(Stored data)
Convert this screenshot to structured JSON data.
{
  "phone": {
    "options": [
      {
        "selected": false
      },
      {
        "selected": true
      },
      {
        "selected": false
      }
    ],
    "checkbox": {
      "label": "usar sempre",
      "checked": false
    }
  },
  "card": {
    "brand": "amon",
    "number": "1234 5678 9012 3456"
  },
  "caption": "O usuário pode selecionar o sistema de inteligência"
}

▶ [Given task]: Reproduce the listing above word for word.

▶ [Correct output]:
Convert this screenshot to structured JSON data.
{
  "phone": {
    "options": [
      {
        "selected": false
      },
      {
        "selected": true
      },
      {
        "selected": false
      }
    ],
    "checkbox": {
      "label": "usar sempre",
      "checked": false
    }
  },
  "card": {
    "brand": "amon",
    "number": "1234 5678 9012 3456"
  },
  "caption": "O usuário pode selecionar o sistema de inteligência"
}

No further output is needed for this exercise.